The problem
Identify each line holding the string "text" and copy it.

+ + + +

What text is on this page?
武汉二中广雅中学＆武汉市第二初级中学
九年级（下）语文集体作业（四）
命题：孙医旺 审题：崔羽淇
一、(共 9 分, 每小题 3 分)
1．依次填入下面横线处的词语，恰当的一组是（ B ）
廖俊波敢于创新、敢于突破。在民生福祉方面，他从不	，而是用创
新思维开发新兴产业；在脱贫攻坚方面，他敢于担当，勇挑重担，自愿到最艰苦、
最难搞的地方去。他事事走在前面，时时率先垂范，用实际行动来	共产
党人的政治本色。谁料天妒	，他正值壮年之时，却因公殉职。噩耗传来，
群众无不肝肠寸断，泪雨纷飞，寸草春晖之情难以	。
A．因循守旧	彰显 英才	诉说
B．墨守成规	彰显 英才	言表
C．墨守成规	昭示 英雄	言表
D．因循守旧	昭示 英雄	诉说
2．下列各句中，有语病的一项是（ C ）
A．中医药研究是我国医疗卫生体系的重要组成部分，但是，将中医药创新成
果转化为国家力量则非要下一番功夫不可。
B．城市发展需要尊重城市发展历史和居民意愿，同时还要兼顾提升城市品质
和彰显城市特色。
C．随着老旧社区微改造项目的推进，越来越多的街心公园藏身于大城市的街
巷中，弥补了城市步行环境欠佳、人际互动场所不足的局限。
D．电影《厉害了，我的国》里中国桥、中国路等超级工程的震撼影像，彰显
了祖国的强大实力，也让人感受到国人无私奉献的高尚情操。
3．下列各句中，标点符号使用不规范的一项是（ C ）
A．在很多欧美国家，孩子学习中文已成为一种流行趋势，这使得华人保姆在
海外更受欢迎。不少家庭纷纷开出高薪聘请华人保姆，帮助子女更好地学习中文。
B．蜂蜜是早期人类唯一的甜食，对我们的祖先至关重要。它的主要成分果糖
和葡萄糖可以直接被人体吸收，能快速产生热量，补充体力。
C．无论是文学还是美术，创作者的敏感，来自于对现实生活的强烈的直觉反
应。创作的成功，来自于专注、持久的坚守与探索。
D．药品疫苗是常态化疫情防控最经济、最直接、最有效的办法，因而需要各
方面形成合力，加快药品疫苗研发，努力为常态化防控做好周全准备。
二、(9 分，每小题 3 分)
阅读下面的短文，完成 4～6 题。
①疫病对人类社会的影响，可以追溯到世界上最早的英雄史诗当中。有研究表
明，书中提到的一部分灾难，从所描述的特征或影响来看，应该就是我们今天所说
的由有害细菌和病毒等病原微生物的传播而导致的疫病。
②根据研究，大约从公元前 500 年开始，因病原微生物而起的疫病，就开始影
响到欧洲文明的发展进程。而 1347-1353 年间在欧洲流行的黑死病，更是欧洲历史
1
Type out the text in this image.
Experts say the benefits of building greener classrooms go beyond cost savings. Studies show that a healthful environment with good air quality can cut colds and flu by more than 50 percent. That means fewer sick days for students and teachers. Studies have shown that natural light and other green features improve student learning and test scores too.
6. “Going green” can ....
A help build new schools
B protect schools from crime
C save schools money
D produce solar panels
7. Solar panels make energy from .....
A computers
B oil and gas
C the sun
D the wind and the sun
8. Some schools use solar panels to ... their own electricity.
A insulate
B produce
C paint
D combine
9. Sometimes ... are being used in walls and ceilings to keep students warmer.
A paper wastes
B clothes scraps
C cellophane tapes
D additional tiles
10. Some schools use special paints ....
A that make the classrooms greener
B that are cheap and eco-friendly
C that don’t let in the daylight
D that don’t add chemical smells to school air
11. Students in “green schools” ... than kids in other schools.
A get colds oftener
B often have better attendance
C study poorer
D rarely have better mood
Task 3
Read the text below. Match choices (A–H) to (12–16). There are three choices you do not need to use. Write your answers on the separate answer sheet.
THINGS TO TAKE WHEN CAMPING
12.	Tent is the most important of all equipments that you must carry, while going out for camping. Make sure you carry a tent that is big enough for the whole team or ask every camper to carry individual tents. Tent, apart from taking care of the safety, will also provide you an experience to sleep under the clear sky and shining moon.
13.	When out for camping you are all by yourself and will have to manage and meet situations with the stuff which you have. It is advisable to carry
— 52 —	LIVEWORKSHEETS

+ + + +

Written response
What text is on this page?
Type out the text in this image.
Read the text below. Match choices (A–H) to (12–16). There are three choices you do not need to use. Write your answers on the separate answer sheet.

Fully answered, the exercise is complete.